Figure contents as structured data:
⁂

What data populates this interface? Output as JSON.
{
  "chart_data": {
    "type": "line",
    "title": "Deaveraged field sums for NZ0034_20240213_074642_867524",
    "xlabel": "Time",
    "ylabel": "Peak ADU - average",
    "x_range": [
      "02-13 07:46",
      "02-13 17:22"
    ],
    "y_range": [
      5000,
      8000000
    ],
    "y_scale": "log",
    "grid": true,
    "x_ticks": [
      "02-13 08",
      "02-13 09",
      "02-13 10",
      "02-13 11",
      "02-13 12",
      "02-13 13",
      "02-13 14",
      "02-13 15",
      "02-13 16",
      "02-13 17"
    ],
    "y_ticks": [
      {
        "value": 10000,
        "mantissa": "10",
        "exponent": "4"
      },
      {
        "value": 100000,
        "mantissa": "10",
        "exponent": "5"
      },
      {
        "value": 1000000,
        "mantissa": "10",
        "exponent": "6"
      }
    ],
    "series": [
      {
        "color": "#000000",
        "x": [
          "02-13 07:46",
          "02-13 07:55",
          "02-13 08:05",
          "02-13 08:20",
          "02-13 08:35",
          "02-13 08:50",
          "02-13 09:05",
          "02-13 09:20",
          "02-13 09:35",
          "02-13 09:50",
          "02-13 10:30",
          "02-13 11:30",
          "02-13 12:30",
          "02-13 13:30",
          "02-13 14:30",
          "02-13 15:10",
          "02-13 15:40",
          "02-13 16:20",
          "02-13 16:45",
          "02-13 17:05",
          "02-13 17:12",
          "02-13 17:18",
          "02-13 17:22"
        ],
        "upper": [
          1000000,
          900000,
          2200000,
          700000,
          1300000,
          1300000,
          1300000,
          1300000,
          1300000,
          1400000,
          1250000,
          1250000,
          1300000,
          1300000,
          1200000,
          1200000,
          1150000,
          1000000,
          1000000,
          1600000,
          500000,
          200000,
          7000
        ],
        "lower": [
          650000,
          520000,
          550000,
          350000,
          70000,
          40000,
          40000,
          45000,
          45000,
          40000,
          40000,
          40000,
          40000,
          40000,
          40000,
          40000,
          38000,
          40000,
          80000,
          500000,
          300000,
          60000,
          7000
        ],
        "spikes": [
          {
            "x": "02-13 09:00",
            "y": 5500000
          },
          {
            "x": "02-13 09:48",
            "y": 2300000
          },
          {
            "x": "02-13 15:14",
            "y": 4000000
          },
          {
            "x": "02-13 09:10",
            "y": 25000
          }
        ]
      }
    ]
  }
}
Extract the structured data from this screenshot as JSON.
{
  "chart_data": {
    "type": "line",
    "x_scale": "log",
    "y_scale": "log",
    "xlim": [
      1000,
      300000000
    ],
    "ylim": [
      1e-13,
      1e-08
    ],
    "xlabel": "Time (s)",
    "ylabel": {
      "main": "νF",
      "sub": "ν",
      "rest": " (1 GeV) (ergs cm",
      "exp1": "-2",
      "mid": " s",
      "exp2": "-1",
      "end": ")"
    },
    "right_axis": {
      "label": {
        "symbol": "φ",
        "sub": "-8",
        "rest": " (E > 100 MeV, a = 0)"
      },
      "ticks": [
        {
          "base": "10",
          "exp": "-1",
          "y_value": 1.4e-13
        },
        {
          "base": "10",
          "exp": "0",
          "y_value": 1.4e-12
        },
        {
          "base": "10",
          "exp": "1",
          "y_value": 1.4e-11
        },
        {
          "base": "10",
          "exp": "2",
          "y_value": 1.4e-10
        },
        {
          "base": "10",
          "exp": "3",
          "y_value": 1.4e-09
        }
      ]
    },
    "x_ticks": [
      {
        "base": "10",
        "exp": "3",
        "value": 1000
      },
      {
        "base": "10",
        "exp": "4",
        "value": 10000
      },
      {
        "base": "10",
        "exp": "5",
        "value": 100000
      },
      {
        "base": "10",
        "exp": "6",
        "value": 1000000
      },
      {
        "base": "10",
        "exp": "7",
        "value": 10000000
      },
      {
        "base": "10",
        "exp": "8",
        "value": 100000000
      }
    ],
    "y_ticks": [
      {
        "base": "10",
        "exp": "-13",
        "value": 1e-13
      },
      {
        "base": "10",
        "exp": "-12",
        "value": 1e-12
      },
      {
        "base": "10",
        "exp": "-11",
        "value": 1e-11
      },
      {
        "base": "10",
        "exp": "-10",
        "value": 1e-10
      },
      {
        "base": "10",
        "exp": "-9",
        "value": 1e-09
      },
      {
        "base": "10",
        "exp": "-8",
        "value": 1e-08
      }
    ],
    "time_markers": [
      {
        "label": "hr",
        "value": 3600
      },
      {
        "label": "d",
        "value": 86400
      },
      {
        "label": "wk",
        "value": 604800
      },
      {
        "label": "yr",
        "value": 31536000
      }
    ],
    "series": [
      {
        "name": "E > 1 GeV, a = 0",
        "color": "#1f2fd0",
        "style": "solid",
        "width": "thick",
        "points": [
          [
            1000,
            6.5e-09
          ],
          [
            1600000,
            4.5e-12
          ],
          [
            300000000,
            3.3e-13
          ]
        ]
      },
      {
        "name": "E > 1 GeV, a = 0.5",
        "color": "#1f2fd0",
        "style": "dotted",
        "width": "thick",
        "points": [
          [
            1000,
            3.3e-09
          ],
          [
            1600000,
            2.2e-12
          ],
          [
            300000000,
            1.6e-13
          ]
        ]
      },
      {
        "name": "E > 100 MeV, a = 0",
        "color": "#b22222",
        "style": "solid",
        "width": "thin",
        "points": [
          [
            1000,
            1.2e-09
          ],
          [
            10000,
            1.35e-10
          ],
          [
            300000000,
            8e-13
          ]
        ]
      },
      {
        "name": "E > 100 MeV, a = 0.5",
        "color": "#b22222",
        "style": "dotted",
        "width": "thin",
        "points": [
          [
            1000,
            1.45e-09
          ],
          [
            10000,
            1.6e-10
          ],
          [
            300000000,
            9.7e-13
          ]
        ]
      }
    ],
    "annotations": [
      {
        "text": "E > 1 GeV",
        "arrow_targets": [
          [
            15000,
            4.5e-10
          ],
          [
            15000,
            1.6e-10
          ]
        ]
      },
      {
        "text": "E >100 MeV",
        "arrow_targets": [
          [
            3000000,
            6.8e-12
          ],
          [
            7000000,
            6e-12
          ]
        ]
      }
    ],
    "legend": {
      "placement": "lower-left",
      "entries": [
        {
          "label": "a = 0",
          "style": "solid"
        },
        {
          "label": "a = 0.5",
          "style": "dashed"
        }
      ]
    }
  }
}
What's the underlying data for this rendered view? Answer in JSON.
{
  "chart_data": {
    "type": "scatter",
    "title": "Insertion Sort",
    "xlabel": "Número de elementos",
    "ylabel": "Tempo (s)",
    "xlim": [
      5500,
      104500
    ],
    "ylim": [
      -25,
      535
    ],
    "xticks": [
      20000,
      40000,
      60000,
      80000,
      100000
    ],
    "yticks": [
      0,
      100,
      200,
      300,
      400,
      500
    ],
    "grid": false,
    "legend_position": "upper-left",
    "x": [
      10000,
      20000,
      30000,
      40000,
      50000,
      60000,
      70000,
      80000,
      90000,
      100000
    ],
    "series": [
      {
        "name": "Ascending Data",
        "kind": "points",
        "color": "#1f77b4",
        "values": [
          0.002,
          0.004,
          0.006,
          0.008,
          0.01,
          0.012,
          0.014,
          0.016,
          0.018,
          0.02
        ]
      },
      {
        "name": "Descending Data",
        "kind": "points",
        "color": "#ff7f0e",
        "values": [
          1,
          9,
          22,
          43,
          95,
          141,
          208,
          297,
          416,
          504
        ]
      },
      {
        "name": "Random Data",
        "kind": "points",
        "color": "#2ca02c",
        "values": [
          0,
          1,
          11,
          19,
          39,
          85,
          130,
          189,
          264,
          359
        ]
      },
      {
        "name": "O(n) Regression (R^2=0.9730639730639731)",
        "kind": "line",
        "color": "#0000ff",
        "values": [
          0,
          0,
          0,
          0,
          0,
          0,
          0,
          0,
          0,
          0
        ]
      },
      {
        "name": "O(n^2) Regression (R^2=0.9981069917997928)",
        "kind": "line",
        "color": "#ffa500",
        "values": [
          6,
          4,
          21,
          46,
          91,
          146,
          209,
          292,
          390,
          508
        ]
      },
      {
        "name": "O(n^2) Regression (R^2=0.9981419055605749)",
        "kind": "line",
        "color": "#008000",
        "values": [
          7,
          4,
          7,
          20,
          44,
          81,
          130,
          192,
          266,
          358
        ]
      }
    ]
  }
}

⁂

▸ **The task**:
Report how many lines of the data contain the word "What", using the number alone.

▸ **Answer to this task**:
2